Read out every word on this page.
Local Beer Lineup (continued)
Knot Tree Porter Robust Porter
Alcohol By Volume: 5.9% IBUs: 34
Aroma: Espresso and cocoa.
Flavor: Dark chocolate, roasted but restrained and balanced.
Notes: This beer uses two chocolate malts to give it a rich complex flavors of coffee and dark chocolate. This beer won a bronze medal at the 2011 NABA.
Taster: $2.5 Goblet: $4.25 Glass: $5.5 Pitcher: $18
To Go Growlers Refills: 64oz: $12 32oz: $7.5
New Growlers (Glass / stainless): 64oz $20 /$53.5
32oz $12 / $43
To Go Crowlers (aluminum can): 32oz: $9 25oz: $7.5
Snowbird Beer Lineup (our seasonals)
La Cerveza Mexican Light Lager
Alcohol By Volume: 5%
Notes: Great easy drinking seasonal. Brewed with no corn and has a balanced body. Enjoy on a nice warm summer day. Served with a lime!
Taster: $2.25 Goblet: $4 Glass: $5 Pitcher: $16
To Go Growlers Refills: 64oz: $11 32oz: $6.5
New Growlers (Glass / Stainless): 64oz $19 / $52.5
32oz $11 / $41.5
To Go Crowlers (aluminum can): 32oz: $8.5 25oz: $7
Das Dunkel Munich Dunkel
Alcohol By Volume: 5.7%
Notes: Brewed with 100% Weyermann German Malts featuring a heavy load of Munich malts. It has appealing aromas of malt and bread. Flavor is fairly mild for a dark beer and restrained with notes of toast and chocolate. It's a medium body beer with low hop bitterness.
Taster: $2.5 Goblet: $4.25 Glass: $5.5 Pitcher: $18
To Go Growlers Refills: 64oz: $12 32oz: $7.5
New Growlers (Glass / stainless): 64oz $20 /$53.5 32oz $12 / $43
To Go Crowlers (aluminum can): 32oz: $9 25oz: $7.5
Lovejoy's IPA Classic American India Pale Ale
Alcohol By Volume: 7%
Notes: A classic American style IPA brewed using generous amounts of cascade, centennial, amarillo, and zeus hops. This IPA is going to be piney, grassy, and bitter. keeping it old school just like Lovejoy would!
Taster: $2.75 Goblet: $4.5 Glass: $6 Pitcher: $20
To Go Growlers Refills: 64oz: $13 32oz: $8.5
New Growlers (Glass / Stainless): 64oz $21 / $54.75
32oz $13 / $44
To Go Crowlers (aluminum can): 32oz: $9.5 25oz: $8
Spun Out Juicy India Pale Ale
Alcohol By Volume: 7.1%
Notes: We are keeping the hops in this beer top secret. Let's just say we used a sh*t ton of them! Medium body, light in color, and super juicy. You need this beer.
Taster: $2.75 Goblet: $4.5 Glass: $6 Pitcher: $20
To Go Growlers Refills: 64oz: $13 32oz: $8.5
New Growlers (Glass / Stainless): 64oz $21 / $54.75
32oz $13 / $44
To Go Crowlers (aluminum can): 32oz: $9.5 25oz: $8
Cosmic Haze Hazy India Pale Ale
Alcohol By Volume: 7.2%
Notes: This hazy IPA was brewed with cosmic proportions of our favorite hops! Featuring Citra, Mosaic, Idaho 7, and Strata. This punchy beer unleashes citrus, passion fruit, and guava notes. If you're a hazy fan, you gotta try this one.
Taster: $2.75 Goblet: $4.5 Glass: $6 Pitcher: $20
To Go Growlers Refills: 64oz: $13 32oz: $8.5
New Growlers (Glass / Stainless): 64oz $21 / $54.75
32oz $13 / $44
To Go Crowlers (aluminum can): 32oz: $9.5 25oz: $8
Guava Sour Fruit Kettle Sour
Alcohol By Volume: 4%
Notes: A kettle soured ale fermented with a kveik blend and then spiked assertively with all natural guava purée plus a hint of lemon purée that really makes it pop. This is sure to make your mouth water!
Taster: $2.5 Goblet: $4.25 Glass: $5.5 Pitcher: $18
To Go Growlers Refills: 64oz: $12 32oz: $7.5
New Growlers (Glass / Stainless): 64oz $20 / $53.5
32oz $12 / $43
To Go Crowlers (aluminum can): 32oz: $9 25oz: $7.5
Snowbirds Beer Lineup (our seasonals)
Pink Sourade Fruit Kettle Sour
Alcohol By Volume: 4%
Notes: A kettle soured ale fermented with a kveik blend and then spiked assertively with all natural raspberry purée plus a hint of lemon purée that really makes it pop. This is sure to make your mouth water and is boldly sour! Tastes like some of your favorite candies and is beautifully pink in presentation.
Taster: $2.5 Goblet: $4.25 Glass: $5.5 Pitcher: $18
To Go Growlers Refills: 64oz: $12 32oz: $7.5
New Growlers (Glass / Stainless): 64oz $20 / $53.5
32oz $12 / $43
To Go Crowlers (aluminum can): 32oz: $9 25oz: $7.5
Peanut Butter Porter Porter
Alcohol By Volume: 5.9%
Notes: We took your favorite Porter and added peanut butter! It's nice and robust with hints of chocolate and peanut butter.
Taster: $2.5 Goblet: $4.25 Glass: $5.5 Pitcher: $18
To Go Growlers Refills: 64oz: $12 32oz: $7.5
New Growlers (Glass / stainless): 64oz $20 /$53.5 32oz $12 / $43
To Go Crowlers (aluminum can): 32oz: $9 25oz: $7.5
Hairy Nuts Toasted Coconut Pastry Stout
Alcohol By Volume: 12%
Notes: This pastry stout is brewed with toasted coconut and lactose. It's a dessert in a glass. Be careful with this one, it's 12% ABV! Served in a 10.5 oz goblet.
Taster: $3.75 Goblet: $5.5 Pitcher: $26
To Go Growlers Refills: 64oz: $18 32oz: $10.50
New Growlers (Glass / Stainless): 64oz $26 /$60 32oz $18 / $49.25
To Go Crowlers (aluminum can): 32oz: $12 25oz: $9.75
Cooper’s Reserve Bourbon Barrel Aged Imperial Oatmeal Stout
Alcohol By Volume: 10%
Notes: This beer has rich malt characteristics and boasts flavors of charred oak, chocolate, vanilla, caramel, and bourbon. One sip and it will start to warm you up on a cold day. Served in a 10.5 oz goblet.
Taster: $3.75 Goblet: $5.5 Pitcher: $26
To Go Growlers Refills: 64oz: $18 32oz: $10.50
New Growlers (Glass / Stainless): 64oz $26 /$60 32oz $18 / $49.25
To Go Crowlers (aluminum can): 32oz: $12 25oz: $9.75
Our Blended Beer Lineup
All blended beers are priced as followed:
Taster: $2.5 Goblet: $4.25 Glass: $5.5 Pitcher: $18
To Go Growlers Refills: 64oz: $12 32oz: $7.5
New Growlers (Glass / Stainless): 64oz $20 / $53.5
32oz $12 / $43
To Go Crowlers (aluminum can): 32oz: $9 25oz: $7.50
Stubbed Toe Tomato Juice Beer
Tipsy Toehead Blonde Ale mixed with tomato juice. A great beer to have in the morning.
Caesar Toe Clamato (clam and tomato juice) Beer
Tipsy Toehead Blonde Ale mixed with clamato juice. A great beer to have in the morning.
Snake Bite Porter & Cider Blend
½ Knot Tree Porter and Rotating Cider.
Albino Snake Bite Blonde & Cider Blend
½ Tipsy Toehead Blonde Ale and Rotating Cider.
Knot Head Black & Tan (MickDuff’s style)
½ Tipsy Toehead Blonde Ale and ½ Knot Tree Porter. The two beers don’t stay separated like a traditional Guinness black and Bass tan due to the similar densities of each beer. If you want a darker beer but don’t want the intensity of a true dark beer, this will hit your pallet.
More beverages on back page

----------------

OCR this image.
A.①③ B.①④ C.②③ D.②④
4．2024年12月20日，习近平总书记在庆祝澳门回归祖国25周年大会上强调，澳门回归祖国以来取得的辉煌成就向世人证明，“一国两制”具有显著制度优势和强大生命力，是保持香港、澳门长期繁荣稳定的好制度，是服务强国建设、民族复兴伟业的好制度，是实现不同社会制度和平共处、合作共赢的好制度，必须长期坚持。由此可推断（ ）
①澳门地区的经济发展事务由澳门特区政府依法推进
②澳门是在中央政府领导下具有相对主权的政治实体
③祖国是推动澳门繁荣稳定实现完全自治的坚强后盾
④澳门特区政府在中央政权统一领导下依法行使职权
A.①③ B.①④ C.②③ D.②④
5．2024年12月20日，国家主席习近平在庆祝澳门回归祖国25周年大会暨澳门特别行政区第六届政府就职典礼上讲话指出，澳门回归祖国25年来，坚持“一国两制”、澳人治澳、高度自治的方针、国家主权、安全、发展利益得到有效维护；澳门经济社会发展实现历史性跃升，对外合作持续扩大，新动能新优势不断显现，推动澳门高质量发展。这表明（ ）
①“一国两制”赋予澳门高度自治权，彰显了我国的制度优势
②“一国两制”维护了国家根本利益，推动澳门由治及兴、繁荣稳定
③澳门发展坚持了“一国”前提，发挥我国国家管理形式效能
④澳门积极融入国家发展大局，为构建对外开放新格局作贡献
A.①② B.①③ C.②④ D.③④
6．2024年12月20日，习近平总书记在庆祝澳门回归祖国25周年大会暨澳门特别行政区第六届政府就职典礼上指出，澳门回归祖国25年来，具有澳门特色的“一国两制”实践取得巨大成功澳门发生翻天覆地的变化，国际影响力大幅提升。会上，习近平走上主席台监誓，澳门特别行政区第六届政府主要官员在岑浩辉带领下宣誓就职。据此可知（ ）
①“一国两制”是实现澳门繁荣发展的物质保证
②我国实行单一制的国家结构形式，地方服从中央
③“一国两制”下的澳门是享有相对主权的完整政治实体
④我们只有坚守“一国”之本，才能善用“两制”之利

----------------

### Aim
Find how many lines hold the string "Alcohol", and state that number alone.

### Answer
11